Every line below that contains "Kebisingan" is to be copied.

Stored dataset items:
______
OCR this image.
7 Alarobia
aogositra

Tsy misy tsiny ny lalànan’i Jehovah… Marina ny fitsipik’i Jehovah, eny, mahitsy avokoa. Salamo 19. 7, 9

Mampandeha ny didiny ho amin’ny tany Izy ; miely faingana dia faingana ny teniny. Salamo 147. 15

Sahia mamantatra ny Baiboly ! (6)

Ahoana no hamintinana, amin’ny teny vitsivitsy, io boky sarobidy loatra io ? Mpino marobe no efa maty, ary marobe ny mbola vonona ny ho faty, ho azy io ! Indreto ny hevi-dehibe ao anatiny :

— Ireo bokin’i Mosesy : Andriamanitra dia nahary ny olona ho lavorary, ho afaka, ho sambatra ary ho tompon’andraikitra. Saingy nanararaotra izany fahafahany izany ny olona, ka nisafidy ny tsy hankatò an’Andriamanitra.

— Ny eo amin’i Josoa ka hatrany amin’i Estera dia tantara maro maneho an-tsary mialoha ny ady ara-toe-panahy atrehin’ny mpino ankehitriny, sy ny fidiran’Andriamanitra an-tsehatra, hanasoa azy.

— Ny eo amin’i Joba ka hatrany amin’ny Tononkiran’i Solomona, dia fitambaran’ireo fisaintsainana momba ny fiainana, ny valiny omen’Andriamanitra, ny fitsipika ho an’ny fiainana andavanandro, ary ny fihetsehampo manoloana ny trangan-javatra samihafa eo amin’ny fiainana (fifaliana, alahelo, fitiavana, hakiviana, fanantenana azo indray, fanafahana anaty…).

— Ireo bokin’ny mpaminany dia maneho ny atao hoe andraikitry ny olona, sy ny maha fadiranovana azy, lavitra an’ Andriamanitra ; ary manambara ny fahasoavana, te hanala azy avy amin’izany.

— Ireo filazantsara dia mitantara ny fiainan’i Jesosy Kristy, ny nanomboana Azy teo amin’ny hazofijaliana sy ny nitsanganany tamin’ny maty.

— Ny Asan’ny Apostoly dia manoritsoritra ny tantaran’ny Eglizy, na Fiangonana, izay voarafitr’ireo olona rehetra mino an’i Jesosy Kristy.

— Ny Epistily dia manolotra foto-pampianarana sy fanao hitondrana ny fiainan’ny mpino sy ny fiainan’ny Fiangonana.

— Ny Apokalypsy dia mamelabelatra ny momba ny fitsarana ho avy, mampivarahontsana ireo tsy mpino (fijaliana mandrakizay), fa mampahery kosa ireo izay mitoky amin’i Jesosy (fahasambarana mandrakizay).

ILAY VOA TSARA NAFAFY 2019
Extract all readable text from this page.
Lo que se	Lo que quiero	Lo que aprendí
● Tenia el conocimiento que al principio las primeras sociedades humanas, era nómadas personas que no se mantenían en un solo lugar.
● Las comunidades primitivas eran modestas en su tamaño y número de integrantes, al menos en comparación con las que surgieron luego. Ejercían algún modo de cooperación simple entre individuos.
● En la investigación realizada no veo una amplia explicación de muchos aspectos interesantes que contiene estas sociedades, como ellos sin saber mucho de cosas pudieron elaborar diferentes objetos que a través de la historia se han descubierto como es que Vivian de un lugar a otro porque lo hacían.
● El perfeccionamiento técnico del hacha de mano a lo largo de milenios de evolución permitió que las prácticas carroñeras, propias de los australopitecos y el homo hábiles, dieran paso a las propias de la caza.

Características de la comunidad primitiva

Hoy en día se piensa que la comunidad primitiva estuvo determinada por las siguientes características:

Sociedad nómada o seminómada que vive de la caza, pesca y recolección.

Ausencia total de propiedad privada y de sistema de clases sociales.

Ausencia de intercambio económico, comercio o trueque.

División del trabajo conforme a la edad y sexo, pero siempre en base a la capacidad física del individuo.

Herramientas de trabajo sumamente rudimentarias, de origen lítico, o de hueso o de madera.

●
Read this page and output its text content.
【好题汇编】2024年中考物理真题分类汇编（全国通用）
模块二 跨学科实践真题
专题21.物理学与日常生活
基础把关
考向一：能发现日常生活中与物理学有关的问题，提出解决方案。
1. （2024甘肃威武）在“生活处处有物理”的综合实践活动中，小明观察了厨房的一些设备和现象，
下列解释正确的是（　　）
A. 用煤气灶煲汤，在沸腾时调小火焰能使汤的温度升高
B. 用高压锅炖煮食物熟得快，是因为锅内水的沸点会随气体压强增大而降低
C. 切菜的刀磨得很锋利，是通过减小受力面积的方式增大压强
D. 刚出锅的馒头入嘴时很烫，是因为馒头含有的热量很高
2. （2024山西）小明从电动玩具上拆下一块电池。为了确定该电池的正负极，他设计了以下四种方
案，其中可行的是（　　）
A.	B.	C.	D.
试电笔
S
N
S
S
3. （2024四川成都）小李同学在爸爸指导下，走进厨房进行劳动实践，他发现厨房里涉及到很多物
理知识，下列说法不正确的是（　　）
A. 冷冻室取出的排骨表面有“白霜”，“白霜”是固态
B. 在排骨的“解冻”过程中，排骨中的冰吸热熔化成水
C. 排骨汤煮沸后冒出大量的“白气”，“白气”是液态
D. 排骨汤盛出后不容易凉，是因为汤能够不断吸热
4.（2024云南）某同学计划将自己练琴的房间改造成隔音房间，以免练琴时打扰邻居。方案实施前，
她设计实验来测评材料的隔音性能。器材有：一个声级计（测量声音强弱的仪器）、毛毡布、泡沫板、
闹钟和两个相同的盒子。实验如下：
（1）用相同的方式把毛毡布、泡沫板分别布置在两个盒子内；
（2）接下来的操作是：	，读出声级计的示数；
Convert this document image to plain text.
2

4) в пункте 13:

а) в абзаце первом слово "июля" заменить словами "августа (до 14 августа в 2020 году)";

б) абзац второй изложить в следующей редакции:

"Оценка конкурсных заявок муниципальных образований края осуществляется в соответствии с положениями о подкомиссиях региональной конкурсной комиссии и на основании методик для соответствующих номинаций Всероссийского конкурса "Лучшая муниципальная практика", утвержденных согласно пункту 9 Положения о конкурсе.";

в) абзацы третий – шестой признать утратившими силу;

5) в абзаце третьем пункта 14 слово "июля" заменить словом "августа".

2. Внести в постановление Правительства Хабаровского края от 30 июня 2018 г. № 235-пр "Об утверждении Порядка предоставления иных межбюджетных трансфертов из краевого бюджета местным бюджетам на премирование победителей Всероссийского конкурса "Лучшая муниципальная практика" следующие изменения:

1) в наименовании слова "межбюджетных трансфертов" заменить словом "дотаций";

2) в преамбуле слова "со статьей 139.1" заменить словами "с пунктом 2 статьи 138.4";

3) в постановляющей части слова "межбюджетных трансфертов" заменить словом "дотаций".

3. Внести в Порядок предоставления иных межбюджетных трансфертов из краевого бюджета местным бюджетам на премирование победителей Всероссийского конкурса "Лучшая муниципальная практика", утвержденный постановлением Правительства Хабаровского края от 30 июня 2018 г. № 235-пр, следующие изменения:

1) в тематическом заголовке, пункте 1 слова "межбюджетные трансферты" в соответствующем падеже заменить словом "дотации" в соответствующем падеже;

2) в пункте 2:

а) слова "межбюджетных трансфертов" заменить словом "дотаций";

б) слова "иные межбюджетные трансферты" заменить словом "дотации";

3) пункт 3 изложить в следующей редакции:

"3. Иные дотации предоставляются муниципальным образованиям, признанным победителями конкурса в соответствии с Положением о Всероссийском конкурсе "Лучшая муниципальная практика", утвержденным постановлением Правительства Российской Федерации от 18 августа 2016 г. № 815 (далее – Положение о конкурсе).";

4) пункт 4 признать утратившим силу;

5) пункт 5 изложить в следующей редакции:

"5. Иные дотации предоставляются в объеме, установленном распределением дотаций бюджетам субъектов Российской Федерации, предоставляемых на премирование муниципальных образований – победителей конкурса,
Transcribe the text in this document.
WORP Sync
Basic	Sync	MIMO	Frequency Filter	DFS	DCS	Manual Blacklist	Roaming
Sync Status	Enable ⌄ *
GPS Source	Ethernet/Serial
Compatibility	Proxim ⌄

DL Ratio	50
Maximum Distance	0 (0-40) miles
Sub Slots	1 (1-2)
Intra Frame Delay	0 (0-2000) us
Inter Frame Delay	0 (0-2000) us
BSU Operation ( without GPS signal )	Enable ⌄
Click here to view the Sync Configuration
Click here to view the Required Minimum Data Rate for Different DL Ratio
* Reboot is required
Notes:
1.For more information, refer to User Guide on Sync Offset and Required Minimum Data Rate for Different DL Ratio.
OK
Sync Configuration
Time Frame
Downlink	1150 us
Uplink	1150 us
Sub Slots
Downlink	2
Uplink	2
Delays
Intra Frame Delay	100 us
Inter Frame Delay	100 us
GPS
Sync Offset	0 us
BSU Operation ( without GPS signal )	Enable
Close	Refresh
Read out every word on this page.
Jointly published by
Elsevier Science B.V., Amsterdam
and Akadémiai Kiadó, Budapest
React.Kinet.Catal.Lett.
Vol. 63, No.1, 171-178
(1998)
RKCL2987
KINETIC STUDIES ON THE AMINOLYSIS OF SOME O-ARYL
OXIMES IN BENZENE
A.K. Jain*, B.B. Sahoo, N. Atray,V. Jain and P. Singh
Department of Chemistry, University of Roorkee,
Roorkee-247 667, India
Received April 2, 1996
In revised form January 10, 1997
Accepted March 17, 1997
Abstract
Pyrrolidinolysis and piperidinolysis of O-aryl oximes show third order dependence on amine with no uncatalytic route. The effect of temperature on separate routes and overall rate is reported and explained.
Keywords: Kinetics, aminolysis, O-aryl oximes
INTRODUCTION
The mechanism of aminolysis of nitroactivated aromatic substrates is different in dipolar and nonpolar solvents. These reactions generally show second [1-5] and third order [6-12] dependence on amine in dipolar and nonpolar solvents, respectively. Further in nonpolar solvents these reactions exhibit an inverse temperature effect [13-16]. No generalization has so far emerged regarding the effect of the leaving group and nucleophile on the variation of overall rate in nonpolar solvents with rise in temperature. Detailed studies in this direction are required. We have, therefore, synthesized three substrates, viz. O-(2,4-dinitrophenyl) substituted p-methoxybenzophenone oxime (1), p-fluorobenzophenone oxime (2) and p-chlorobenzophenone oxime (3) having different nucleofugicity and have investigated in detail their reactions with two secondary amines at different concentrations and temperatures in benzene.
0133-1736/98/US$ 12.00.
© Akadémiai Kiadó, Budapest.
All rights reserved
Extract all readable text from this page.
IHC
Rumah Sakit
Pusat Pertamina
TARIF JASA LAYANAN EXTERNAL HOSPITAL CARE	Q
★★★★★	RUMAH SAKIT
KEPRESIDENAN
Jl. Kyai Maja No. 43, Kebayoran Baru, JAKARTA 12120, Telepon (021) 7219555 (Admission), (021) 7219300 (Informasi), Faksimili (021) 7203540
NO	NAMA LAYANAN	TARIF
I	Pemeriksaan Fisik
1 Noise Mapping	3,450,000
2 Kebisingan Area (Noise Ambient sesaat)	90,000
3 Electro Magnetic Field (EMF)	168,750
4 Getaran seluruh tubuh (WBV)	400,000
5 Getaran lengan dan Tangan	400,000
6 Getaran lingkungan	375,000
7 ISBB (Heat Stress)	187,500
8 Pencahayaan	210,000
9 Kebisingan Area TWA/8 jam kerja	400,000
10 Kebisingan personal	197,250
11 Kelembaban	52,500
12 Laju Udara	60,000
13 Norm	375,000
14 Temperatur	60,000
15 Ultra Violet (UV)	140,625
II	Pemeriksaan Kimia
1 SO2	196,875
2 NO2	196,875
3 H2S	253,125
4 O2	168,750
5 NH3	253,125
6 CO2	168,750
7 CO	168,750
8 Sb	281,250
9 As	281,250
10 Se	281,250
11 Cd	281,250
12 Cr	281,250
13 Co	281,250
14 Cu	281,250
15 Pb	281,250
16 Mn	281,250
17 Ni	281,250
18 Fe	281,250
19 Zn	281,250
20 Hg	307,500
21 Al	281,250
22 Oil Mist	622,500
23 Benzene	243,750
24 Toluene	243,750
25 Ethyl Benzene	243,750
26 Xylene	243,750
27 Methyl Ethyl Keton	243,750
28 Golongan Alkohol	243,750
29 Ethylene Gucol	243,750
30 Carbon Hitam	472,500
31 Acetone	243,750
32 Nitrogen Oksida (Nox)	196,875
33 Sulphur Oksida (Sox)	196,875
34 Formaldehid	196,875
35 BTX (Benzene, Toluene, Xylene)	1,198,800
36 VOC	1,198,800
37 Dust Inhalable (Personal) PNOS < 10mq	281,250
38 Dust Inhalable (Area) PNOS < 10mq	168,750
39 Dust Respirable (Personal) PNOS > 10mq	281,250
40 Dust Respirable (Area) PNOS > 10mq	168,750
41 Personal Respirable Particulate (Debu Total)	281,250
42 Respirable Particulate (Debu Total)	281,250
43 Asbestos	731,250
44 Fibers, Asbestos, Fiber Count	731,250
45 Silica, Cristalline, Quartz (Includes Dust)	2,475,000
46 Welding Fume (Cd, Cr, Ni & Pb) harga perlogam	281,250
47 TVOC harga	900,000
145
______
Answer below:
2 Kebisingan Area (Noise Ambient sesaat)	90,000
9 Kebisingan Area TWA/8 jam kerja	400,000
10 Kebisingan personal	197,250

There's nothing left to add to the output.